§ **Stored rows**

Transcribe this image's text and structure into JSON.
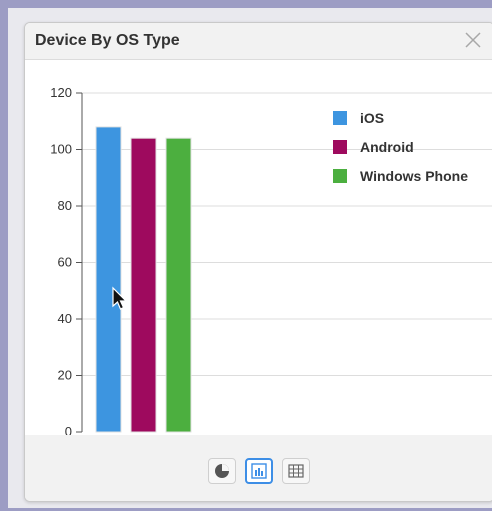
{
  "panel": {
    "title": "Device By OS Type"
  },
  "icons": {
    "close": "close-icon",
    "pie_view": "pie-chart-icon",
    "bar_view": "bar-chart-icon",
    "table_view": "table-grid-icon",
    "cursor": "mouse-pointer-icon"
  },
  "colors": {
    "ios": "#3d95e0",
    "android": "#9e0a5e",
    "windows_phone": "#4caf3f",
    "active_view": "#3d8ee6"
  },
  "chart_data": {
    "type": "bar",
    "categories": [
      "iOS",
      "Android",
      "Windows Phone"
    ],
    "values": [
      108,
      104,
      104
    ],
    "colors": [
      "#3d95e0",
      "#9e0a5e",
      "#4caf3f"
    ],
    "title": "Device By OS Type",
    "xlabel": "",
    "ylabel": "",
    "ylim": [
      0,
      120
    ],
    "yticks": [
      "0",
      "20",
      "40",
      "60",
      "80",
      "100",
      "120"
    ],
    "grid": true,
    "legend": "top-right",
    "legend_entries": [
      "iOS",
      "Android",
      "Windows Phone"
    ]
  }
}
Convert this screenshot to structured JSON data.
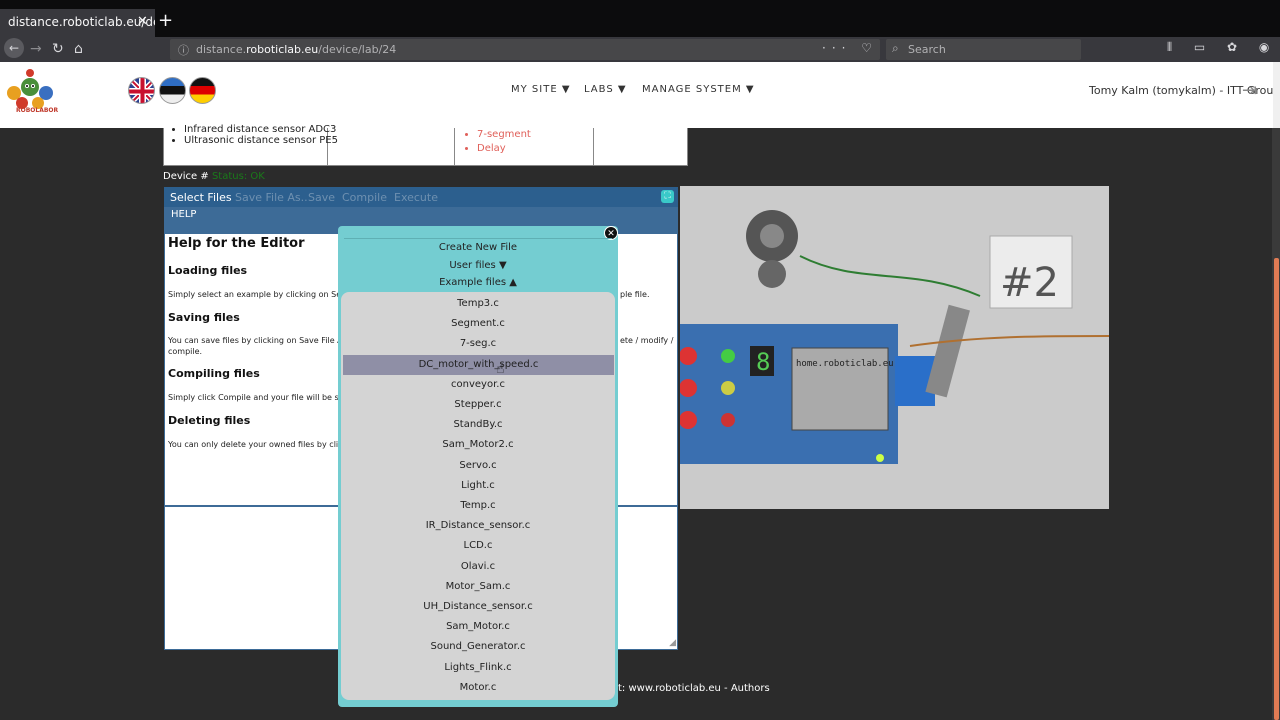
{
  "browser": {
    "tab_title": "distance.roboticlab.eu/devi",
    "tab_close": "✕",
    "new_tab": "+",
    "url_scheme_host_prefix": "distance.",
    "url_host": "roboticlab.eu",
    "url_path": "/device/lab/24",
    "url_actions": "··· ♡ ☆",
    "search_placeholder": "Search",
    "toolbar_icons": "⫴ ▭ ✿ ◉ ≡",
    "back": "←",
    "forward": "→",
    "reload": "↻",
    "home": "⌂",
    "info": "ⓘ",
    "search_glyph": "⌕"
  },
  "header": {
    "logo_text": "ROBOLABOR",
    "nav": {
      "my_site": "MY SITE ▼",
      "labs": "LABS ▼",
      "manage_system": "MANAGE SYSTEM ▼"
    },
    "user": "Tomy Kalm (tomykalm) - ITT Group",
    "logout_glyph": "⇥"
  },
  "info_table": {
    "sensors": [
      "Infrared distance sensor ADC3",
      "Ultrasonic distance sensor PE5"
    ],
    "examples": [
      "7-segment",
      "Delay"
    ]
  },
  "device": {
    "label": "Device #",
    "status": "Status: OK"
  },
  "editor": {
    "toolbar": {
      "select_files": "Select Files",
      "save_file_as": "Save File As..",
      "save": "Save",
      "compile": "Compile",
      "execute": "Execute"
    },
    "help_label": "HELP",
    "help": {
      "title": "Help for the Editor",
      "loading_title": "Loading files",
      "loading_text": "Simply select an example by clicking on Select",
      "loading_text_tail": "ple file.",
      "saving_title": "Saving files",
      "saving_text": "You can save files by clicking on Save File As.",
      "saving_text_tail": "ete / modify /",
      "saving_text_2": "compile.",
      "compiling_title": "Compiling files",
      "compiling_text": "Simply click Compile and your file will be save",
      "deleting_title": "Deleting files",
      "deleting_text": "You can only delete your owned files by clickin"
    }
  },
  "footer": {
    "text": "t: www.roboticlab.eu - Authors"
  },
  "file_dialog": {
    "close": "✕",
    "create_new": "Create New File",
    "user_files": "User files ▼",
    "example_files": "Example files ▲",
    "files": [
      "Temp3.c",
      "Segment.c",
      "7-seg.c",
      "DC_motor_with_speed.c",
      "conveyor.c",
      "Stepper.c",
      "StandBy.c",
      "Sam_Motor2.c",
      "Servo.c",
      "Light.c",
      "Temp.c",
      "IR_Distance_sensor.c",
      "LCD.c",
      "Olavi.c",
      "Motor_Sam.c",
      "UH_Distance_sensor.c",
      "Sam_Motor.c",
      "Sound_Generator.c",
      "Lights_Flink.c",
      "Motor.c"
    ],
    "selected_file": "DC_motor_with_speed.c"
  },
  "camera": {
    "label": "#2",
    "board_label": "home.roboticlab.eu",
    "segment_digit": "8"
  }
}
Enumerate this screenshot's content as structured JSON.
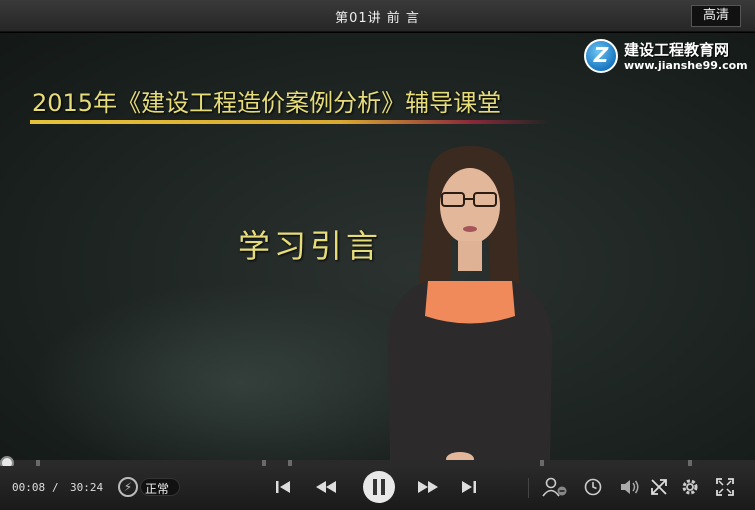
{
  "titlebar": {
    "title": "第01讲  前  言",
    "quality_label": "高清"
  },
  "video": {
    "course_title": "2015年《建设工程造价案例分析》辅导课堂",
    "section_title": "学习引言",
    "logo": {
      "name": "建设工程教育网",
      "url": "www.jianshe99.com",
      "mark": "Z"
    }
  },
  "player": {
    "current_time": "00:08",
    "separator": "/",
    "total_time": "30:24",
    "progress_fraction": 0.0044,
    "speed_label": "正常"
  },
  "colors": {
    "title_text": "#e6dc7a",
    "logo_blue": "#1a78c2"
  },
  "icons": {
    "prev": "skip-previous-icon",
    "rewind": "rewind-icon",
    "pause": "pause-icon",
    "forward": "fast-forward-icon",
    "next": "skip-next-icon",
    "user": "user-icon",
    "clock": "clock-icon",
    "volume": "volume-icon",
    "pip": "shrink-icon",
    "settings": "gear-icon",
    "fullscreen": "fullscreen-icon"
  }
}
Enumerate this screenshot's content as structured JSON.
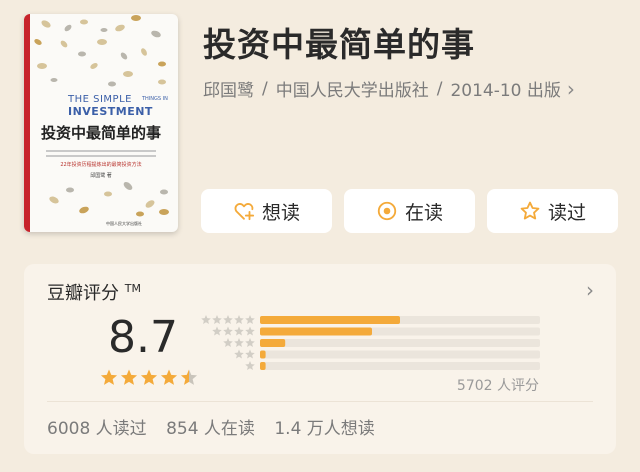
{
  "book": {
    "title": "投资中最简单的事",
    "author": "邱国鹭",
    "publisher": "中国人民大学出版社",
    "edition": "2014-10 出版"
  },
  "cover": {
    "en_line1": "THE SIMPLE",
    "en_line2": "INVESTMENT",
    "en_small": "THINGS IN",
    "cn_title": "投资中最简单的事",
    "subtitle": "22年投资历程提炼出的最简投资方法",
    "author_line": "邱国鹭 著",
    "publisher_line": "中国人民大学出版社"
  },
  "actions": {
    "want": "想读",
    "reading": "在读",
    "read": "读过"
  },
  "rating": {
    "title": "豆瓣评分",
    "tm": "TM",
    "score": "8.7",
    "stars": 4.5,
    "distribution": [
      {
        "stars": 5,
        "percent": 50
      },
      {
        "stars": 4,
        "percent": 40
      },
      {
        "stars": 3,
        "percent": 9
      },
      {
        "stars": 2,
        "percent": 2
      },
      {
        "stars": 1,
        "percent": 2
      }
    ],
    "count_text": "5702 人评分"
  },
  "stats": {
    "read": "6008 人读过",
    "reading": "854 人在读",
    "want": "1.4 万人想读"
  },
  "colors": {
    "accent": "#f4aa3a",
    "background": "#f4ecdf",
    "card": "#f9f3ea",
    "bar_track": "#ebe5dc",
    "text_secondary": "#7b7b7b"
  },
  "icons": {
    "want": "heart-plus-icon",
    "reading": "circle-dot-icon",
    "read": "star-outline-icon",
    "more": "chevron-right-icon"
  }
}
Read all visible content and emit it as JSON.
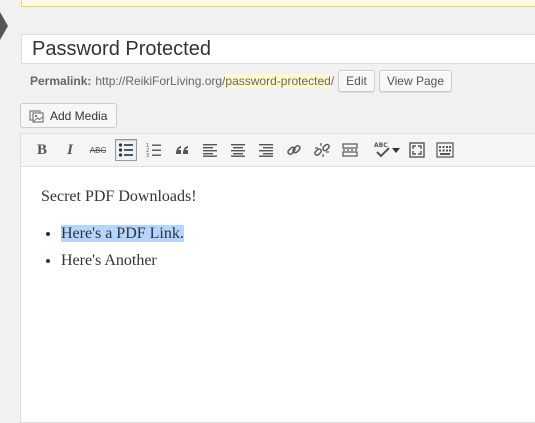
{
  "post": {
    "title": "Password Protected",
    "permalink_label": "Permalink:",
    "permalink_base": "http://ReikiForLiving.org/",
    "permalink_slug": "password-protected",
    "permalink_trailing": "/",
    "edit_label": "Edit",
    "view_page_label": "View Page"
  },
  "media": {
    "add_media_label": "Add Media"
  },
  "toolbar": {
    "bold": "B",
    "italic": "I",
    "strike": "ABC",
    "spellcheck": "ABC",
    "icons": [
      "bold-icon",
      "italic-icon",
      "strikethrough-icon",
      "bullet-list-icon",
      "numbered-list-icon",
      "blockquote-icon",
      "align-left-icon",
      "align-center-icon",
      "align-right-icon",
      "insert-link-icon",
      "unlink-icon",
      "read-more-icon",
      "spellcheck-icon",
      "fullscreen-icon",
      "kitchen-sink-icon"
    ]
  },
  "content": {
    "heading_line": "Secret PDF Downloads!",
    "list": [
      "Here's a PDF Link.",
      "Here's Another"
    ]
  },
  "colors": {
    "selection": "#b4d5fe",
    "slug_highlight": "#fffbcc",
    "notice_border": "#e6db55"
  }
}
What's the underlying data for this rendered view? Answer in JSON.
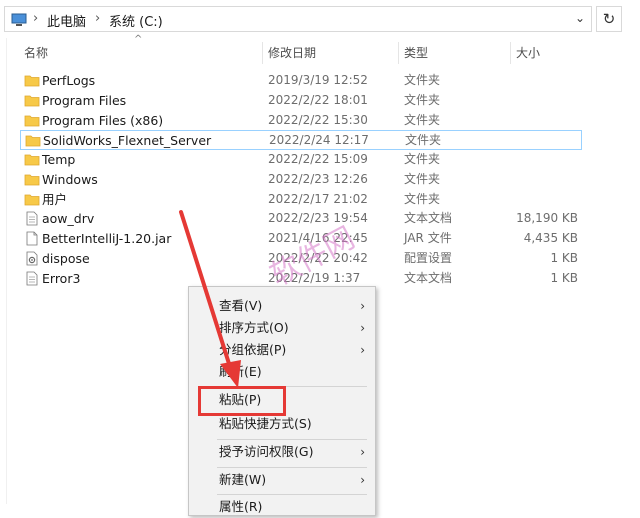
{
  "address_bar": {
    "crumbs": [
      "此电脑",
      "系统 (C:)"
    ],
    "separator": "›",
    "dropdown_glyph": "⌄",
    "pc_icon": "computer-icon"
  },
  "refresh_glyph": "↻",
  "columns": {
    "name": "名称",
    "date": "修改日期",
    "type": "类型",
    "size": "大小",
    "sort_indicator": "^"
  },
  "files": [
    {
      "name": "PerfLogs",
      "date": "2019/3/19 12:52",
      "type": "文件夹",
      "size": "",
      "icon": "folder-icon"
    },
    {
      "name": "Program Files",
      "date": "2022/2/22 18:01",
      "type": "文件夹",
      "size": "",
      "icon": "folder-icon"
    },
    {
      "name": "Program Files (x86)",
      "date": "2022/2/22 15:30",
      "type": "文件夹",
      "size": "",
      "icon": "folder-icon"
    },
    {
      "name": "SolidWorks_Flexnet_Server",
      "date": "2022/2/24 12:17",
      "type": "文件夹",
      "size": "",
      "icon": "folder-icon",
      "selected": true
    },
    {
      "name": "Temp",
      "date": "2022/2/22 15:09",
      "type": "文件夹",
      "size": "",
      "icon": "folder-icon"
    },
    {
      "name": "Windows",
      "date": "2022/2/23 12:26",
      "type": "文件夹",
      "size": "",
      "icon": "folder-icon"
    },
    {
      "name": "用户",
      "date": "2022/2/17 21:02",
      "type": "文件夹",
      "size": "",
      "icon": "folder-icon"
    },
    {
      "name": "aow_drv",
      "date": "2022/2/23 19:54",
      "type": "文本文档",
      "size": "18,190 KB",
      "icon": "text-file-icon"
    },
    {
      "name": "BetterIntelliJ-1.20.jar",
      "date": "2021/4/16 22:45",
      "type": "JAR 文件",
      "size": "4,435 KB",
      "icon": "jar-file-icon"
    },
    {
      "name": "dispose",
      "date": "2022/2/22 20:42",
      "type": "配置设置",
      "size": "1 KB",
      "icon": "config-file-icon"
    },
    {
      "name": "Error3",
      "date": "2022/2/19 1:37",
      "type": "文本文档",
      "size": "1 KB",
      "icon": "text-file-icon"
    }
  ],
  "context_menu": {
    "items": [
      {
        "label": "查看(V)",
        "has_submenu": true
      },
      {
        "label": "排序方式(O)",
        "has_submenu": true
      },
      {
        "label": "分组依据(P)",
        "has_submenu": true
      },
      {
        "label": "刷新(E)",
        "has_submenu": false
      },
      {
        "label": "粘贴(P)",
        "has_submenu": false,
        "highlighted": true
      },
      {
        "label": "粘贴快捷方式(S)",
        "has_submenu": false
      },
      {
        "label": "授予访问权限(G)",
        "has_submenu": true
      },
      {
        "label": "新建(W)",
        "has_submenu": true
      },
      {
        "label": "属性(R)",
        "has_submenu": false
      }
    ],
    "submenu_glyph": "›"
  },
  "annotation": {
    "watermark": "软件网",
    "arrow_color": "#e53935",
    "highlight_color": "#e53935"
  },
  "colors": {
    "folder": "#f7c948",
    "folder_dark": "#e0a82e",
    "selection_border": "#99d1ff",
    "menu_bg": "#f2f2f2"
  }
}
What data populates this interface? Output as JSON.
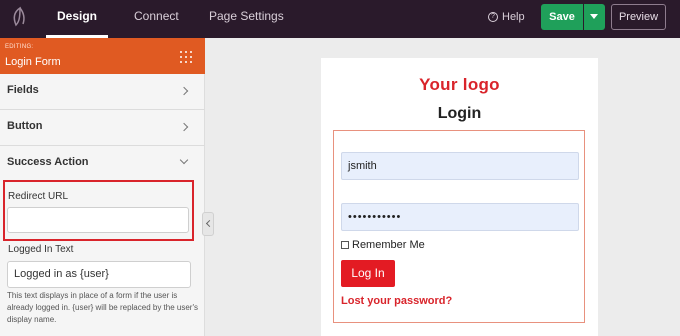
{
  "topbar": {
    "tabs": [
      {
        "label": "Design",
        "active": true
      },
      {
        "label": "Connect",
        "active": false
      },
      {
        "label": "Page Settings",
        "active": false
      }
    ],
    "help_label": "Help",
    "save_label": "Save",
    "preview_label": "Preview"
  },
  "sidebar": {
    "editing_label": "EDITING:",
    "title": "Login Form",
    "sections": [
      {
        "label": "Fields",
        "expanded": false
      },
      {
        "label": "Button",
        "expanded": false
      },
      {
        "label": "Success Action",
        "expanded": true
      }
    ],
    "redirect_url": {
      "label": "Redirect URL",
      "value": ""
    },
    "logged_in_text": {
      "label": "Logged In Text",
      "value": "Logged in as {user}"
    },
    "help_text": "This text displays in place of a form if the user is already logged in. {user} will be replaced by the user's display name."
  },
  "preview": {
    "logo_text": "Your logo",
    "heading": "Login",
    "username_value": "jsmith",
    "password_value": "•••••••••••",
    "remember_label": "Remember Me",
    "login_button": "Log In",
    "lost_password_link": "Lost your password?"
  },
  "colors": {
    "topbar_bg": "#2a1a2b",
    "editing_header": "#e05a22",
    "save_green": "#1fa05a",
    "accent_red": "#d9242b"
  },
  "icons": {
    "app_logo": "leaf-logo-icon",
    "help": "help-circle-icon",
    "save_dropdown": "chevron-down-icon",
    "drag": "drag-handle-icon",
    "collapse": "chevron-left-icon"
  }
}
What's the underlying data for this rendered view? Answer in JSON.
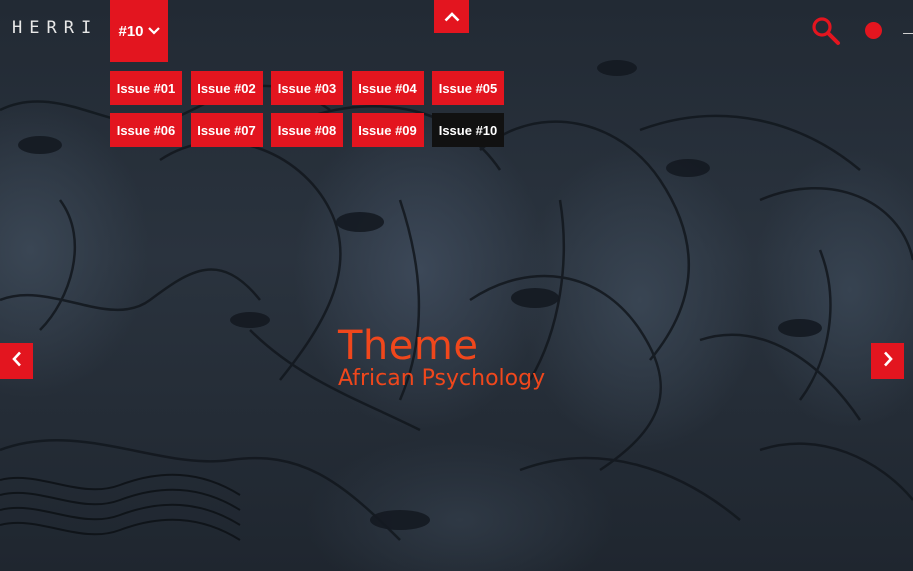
{
  "header": {
    "logo_text": "HERRI",
    "current_issue": "#10"
  },
  "issues": [
    {
      "label": "Issue #01",
      "active": false
    },
    {
      "label": "Issue #02",
      "active": false
    },
    {
      "label": "Issue #03",
      "active": false
    },
    {
      "label": "Issue #04",
      "active": false
    },
    {
      "label": "Issue #05",
      "active": false
    },
    {
      "label": "Issue #06",
      "active": false
    },
    {
      "label": "Issue #07",
      "active": false
    },
    {
      "label": "Issue #08",
      "active": false
    },
    {
      "label": "Issue #09",
      "active": false
    },
    {
      "label": "Issue #10",
      "active": true
    }
  ],
  "theme": {
    "title": "Theme",
    "subtitle": "African Psychology"
  },
  "icons": {
    "toggle": "chevron-down-icon",
    "scroll_up": "chevron-up-icon",
    "search": "search-icon",
    "dot": "menu-dot-icon",
    "prev": "chevron-left-icon",
    "next": "chevron-right-icon"
  },
  "colors": {
    "accent_red": "#e3151f",
    "active_issue_bg": "#111111",
    "title_orange": "#f0471c",
    "background_slate": "#2a333e"
  }
}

§ **What is required**
Sift through the entries and copy every line with "roboticlab".

§ **Exercise answer**
    "tab_title": "distance.roboticlab.eu/devi",
    "url_host": "roboticlab.eu",
    "text": "t: www.roboticlab.eu - Authors"
    "board_label": "home.roboticlab.eu",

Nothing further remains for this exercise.